Description of the task >>
Report the number of lines in these entries that contain "color". Write only the number.

Provided information >>
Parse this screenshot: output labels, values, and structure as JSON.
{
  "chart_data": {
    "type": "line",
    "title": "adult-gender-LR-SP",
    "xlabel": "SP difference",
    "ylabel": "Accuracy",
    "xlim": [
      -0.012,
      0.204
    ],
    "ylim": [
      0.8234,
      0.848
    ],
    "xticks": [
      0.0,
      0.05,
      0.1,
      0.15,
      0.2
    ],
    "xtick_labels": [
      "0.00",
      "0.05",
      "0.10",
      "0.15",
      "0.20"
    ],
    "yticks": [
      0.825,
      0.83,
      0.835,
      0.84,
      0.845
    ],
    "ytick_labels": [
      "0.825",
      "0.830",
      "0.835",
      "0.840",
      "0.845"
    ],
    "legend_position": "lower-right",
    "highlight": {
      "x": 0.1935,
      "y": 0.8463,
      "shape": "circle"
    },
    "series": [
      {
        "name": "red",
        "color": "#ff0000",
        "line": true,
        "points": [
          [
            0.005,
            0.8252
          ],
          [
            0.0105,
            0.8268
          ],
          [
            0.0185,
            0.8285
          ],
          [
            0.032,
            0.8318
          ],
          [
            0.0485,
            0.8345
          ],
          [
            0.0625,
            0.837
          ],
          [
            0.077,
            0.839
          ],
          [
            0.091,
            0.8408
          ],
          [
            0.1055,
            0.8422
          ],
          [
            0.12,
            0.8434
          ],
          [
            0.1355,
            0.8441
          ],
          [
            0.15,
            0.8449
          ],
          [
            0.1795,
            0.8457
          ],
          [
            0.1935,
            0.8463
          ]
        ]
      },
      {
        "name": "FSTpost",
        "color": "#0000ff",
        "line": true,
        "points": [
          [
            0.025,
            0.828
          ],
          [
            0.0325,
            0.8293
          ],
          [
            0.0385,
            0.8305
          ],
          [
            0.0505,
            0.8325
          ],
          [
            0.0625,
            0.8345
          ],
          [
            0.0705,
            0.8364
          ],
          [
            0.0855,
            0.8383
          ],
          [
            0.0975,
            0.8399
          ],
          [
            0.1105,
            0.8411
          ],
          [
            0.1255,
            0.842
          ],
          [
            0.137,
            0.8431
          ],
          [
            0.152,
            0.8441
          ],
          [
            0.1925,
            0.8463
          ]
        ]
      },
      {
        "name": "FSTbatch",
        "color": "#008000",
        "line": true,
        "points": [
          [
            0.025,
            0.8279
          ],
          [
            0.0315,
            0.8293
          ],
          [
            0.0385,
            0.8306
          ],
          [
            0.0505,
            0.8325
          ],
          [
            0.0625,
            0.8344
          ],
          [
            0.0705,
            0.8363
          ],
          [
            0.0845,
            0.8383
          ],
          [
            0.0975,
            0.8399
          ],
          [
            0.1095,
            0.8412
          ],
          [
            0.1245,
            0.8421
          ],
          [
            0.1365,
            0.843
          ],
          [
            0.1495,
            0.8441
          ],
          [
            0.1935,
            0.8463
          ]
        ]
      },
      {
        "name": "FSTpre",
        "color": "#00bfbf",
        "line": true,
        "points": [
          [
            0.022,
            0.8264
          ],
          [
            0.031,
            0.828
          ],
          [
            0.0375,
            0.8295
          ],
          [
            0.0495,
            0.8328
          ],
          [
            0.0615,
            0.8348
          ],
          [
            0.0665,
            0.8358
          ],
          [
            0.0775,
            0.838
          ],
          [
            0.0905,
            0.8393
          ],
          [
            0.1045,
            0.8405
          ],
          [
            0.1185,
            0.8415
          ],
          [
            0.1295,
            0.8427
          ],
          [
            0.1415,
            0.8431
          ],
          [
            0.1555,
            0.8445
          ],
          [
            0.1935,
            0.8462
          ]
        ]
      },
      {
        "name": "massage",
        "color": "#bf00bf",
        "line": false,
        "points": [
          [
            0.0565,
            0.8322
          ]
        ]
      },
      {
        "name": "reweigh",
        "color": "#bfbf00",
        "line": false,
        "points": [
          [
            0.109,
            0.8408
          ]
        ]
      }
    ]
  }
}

Answer to the problem >>
6